What is asked:
Write out all lines holding the word "الملك".
════
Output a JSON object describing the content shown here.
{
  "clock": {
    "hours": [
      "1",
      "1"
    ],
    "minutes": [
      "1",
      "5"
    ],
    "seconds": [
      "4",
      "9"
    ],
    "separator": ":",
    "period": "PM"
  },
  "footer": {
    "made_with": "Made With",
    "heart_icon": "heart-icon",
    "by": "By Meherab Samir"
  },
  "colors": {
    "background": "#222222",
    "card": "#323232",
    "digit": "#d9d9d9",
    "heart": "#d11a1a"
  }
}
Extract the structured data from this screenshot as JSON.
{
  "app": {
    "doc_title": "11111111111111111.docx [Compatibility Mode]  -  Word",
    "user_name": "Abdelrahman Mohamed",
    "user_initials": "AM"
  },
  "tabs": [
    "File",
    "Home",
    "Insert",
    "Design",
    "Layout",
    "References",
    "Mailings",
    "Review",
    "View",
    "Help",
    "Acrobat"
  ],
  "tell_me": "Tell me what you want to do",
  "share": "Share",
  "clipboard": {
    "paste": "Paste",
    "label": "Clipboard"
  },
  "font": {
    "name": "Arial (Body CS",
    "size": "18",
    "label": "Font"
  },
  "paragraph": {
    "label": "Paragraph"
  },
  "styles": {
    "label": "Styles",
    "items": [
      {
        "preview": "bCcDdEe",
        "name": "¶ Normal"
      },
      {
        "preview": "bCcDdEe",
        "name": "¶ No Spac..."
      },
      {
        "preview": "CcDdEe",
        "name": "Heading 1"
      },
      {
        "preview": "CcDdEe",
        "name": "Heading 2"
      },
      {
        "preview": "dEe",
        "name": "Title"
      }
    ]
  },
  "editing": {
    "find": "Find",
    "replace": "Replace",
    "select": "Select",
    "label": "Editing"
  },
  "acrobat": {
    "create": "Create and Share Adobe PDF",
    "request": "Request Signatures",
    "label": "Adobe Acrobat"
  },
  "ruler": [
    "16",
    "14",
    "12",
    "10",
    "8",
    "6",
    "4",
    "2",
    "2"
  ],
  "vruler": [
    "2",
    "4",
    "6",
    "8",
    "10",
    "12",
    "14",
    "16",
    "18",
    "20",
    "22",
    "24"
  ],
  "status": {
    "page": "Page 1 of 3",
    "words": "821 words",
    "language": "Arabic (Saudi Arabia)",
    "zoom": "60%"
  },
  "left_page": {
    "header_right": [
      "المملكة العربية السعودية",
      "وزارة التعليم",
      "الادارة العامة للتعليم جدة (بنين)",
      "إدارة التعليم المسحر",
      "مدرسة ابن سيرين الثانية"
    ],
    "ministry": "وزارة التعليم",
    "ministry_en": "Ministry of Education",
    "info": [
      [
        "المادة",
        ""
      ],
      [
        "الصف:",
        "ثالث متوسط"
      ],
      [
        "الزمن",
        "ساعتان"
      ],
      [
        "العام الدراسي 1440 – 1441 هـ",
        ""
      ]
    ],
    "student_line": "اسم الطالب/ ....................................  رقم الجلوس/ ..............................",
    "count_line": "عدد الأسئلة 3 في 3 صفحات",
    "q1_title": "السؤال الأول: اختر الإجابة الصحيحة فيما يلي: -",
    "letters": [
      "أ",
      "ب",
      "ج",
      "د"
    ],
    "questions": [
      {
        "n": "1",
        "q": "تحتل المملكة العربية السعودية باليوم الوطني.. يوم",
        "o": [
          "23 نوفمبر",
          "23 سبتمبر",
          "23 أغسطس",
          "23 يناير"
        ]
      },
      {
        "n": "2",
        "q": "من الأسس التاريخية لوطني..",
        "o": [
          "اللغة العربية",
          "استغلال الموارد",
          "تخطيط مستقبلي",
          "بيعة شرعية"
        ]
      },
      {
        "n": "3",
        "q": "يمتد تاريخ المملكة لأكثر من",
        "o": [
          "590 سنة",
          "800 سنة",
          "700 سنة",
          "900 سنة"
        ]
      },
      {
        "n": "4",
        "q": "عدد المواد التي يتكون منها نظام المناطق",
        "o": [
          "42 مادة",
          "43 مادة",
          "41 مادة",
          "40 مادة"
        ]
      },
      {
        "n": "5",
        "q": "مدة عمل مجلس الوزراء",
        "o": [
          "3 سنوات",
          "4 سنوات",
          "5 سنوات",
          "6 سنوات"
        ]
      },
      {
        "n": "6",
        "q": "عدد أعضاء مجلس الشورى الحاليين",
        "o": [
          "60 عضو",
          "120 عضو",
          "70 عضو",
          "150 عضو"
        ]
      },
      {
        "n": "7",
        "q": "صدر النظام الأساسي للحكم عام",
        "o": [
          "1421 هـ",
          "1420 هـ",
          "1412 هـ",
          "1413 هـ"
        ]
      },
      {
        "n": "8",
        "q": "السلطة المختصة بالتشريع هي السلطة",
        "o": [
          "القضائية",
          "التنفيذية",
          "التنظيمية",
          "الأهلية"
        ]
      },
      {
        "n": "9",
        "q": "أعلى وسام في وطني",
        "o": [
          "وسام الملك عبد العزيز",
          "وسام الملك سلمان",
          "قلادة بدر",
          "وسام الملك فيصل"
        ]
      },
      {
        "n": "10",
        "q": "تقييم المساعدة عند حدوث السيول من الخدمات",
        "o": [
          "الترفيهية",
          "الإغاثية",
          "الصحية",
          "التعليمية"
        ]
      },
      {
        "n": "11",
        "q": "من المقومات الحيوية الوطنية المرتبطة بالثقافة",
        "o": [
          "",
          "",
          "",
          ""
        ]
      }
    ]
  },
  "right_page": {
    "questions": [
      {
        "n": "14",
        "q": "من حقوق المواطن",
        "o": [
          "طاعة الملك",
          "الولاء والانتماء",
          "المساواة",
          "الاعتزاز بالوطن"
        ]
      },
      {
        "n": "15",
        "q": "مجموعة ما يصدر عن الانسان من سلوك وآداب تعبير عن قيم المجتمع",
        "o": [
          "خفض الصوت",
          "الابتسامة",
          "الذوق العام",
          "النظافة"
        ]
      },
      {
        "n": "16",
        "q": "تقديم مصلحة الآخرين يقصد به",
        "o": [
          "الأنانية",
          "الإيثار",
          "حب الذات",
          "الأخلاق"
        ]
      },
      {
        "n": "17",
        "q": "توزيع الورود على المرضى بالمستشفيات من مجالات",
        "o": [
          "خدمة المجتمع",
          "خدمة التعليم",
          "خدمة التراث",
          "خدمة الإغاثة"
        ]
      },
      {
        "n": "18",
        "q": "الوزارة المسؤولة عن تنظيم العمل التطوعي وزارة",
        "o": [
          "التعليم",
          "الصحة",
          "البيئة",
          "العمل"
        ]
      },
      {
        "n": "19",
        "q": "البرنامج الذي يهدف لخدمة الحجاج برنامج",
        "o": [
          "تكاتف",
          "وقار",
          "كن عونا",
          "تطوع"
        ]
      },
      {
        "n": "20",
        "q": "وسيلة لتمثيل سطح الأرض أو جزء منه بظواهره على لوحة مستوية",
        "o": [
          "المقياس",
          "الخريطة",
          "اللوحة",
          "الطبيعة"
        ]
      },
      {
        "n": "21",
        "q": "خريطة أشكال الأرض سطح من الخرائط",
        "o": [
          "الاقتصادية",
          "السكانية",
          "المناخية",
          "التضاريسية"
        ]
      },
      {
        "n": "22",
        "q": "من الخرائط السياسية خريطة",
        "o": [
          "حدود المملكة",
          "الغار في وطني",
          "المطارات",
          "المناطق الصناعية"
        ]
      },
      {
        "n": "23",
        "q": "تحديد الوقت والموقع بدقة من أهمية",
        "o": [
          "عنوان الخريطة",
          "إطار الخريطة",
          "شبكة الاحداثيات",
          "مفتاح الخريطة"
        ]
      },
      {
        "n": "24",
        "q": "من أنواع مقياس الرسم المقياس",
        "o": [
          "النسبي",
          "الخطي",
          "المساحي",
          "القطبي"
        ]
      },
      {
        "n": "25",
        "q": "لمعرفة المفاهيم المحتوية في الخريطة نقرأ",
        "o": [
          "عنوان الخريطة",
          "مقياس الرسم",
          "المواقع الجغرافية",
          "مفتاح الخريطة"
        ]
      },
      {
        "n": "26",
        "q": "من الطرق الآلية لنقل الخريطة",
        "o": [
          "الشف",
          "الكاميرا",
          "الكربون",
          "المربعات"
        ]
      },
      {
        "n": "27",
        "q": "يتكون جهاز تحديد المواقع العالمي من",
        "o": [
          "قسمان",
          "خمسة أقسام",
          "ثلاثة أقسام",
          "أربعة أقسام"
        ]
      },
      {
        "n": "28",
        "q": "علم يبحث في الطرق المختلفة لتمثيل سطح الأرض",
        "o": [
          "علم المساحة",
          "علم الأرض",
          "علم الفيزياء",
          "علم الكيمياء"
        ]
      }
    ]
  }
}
════
Worked solution:
          "وسام الملك عبد العزيز",
          "وسام الملك سلمان",
          "وسام الملك فيصل"
          "طاعة الملك",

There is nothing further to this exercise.